Items listed in a dataset:
####################

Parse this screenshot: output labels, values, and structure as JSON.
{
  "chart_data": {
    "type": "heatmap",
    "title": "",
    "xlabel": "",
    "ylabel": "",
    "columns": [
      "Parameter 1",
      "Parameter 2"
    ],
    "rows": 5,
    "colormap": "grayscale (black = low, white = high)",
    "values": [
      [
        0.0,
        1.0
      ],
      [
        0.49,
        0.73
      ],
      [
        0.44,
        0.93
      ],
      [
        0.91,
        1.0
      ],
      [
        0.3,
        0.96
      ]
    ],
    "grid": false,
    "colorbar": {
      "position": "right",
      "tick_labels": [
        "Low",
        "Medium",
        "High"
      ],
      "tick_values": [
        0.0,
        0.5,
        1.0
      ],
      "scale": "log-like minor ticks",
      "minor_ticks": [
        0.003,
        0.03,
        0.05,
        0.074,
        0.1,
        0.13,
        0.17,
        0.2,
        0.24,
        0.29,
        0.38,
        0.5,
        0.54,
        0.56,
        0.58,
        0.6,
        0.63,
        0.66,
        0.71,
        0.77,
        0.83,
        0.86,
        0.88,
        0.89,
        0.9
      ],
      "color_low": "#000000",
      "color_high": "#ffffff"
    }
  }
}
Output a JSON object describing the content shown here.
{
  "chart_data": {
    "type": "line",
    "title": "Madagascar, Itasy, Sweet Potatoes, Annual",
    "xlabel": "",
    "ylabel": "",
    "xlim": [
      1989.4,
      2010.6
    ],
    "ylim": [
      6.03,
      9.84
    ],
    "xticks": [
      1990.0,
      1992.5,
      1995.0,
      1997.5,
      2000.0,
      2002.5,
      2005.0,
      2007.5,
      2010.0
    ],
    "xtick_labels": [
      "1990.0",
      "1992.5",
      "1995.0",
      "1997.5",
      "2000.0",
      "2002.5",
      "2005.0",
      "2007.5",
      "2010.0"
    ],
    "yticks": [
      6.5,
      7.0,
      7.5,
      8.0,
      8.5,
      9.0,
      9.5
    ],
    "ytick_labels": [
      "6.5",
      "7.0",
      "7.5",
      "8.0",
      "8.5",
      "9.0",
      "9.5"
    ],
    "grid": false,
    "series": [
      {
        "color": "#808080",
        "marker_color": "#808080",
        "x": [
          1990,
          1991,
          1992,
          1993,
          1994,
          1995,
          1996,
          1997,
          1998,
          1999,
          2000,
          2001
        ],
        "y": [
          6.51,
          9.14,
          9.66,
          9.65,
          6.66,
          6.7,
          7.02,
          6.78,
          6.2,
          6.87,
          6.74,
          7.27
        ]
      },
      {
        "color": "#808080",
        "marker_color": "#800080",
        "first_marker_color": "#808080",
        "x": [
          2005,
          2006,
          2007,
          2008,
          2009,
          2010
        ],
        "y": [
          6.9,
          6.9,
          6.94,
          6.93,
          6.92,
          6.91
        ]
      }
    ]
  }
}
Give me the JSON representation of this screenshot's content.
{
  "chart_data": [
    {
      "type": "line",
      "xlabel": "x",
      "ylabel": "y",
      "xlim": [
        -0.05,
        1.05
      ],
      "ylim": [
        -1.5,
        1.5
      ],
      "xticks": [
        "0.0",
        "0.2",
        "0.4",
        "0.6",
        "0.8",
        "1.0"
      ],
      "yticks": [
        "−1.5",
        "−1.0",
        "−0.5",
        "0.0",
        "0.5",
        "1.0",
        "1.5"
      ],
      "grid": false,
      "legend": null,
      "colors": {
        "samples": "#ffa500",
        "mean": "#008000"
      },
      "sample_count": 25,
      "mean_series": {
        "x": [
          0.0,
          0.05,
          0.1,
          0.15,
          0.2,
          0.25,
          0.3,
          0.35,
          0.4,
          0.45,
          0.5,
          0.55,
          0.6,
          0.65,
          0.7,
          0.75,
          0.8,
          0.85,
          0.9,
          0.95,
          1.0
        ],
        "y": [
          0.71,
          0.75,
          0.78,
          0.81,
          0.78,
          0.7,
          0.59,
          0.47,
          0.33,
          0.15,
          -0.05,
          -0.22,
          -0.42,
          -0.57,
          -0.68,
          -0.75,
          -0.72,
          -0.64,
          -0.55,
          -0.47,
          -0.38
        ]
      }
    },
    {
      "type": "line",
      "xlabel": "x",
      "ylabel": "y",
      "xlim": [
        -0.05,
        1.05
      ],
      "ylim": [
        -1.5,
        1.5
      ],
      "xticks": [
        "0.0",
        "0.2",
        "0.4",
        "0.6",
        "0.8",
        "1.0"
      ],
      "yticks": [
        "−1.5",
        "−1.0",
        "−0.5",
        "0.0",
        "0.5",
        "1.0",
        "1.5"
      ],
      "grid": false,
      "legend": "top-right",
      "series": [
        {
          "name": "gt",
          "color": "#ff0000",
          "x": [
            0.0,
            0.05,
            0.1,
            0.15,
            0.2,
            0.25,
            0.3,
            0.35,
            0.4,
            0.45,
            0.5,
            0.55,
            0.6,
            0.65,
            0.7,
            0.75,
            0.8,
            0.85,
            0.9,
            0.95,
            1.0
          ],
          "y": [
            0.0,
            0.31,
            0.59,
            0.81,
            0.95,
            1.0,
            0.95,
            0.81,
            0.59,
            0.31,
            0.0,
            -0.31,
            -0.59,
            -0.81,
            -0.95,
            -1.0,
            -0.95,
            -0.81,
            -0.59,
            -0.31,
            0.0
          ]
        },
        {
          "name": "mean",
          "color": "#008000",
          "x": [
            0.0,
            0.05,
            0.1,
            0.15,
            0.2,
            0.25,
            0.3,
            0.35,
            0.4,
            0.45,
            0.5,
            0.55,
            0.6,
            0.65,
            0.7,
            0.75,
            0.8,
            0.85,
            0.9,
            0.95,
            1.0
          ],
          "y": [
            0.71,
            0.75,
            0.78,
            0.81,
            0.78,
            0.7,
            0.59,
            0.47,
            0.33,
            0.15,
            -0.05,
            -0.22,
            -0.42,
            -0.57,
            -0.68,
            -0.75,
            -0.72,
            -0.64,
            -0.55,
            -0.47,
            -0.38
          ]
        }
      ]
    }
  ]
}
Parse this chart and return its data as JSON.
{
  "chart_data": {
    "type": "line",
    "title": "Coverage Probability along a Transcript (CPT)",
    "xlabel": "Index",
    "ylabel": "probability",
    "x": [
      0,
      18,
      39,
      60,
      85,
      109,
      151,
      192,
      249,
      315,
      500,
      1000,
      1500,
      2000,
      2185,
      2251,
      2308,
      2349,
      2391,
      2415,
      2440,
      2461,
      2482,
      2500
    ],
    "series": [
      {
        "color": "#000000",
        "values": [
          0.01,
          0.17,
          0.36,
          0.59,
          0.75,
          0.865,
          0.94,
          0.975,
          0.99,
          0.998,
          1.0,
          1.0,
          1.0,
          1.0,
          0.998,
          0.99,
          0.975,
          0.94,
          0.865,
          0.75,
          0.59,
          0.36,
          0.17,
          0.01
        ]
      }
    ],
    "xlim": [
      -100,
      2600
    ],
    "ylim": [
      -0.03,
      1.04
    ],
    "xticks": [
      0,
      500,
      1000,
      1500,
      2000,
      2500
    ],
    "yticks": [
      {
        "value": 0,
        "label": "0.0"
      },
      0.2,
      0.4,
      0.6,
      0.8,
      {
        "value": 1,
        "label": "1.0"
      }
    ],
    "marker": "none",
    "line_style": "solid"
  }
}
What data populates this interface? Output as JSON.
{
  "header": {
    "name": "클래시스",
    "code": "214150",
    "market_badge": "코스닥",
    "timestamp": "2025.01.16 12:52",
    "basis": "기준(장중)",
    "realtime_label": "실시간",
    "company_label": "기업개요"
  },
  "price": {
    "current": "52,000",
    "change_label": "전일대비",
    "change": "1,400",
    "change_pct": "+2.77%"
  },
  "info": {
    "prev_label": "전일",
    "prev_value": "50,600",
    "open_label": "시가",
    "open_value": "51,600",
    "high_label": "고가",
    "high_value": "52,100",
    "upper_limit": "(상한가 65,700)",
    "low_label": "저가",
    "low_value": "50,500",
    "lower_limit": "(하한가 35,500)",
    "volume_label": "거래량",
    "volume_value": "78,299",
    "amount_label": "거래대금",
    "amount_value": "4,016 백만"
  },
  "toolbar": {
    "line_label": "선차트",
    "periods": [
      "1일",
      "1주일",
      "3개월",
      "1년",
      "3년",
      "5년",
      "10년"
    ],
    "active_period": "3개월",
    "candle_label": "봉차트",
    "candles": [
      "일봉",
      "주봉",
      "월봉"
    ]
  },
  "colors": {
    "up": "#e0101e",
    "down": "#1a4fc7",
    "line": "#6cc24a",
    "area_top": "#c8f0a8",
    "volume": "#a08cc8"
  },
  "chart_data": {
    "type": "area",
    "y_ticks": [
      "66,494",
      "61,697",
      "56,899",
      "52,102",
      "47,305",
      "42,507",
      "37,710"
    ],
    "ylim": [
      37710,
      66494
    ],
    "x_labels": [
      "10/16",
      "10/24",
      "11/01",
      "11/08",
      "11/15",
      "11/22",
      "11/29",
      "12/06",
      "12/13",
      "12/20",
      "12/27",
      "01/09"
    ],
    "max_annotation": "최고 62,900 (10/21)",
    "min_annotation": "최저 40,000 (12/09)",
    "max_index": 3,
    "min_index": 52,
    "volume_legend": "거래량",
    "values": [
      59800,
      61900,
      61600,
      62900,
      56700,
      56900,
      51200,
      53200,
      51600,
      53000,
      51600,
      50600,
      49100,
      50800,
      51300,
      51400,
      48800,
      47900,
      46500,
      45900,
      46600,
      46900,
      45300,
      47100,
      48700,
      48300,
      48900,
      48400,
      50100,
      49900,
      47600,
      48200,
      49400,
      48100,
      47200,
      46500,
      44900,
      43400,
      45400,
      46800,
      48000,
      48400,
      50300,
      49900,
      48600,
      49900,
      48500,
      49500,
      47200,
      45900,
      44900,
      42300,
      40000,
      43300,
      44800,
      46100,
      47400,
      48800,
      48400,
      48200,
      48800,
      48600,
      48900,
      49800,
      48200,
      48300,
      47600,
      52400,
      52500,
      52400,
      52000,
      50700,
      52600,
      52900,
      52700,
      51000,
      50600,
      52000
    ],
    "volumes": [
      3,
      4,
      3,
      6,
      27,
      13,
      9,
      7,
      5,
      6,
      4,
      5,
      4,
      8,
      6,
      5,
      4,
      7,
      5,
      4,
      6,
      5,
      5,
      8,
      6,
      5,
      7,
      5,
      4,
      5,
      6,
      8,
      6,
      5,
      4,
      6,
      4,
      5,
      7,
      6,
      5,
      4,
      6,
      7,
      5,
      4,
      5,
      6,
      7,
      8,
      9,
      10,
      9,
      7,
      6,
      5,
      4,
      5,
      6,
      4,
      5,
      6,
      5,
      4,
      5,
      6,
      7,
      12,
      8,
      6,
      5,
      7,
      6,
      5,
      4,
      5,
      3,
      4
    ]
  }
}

####################

Search the lines for the string "JSON" and copy every line that has it.

-- ANSWER TO THIS EXERCISE --
Parse this screenshot: output labels, values, and structure as JSON.
Output a JSON object describing the content shown here.
Give me the JSON representation of this screenshot's content.
Parse this chart and return its data as JSON.
What data populates this interface? Output as JSON.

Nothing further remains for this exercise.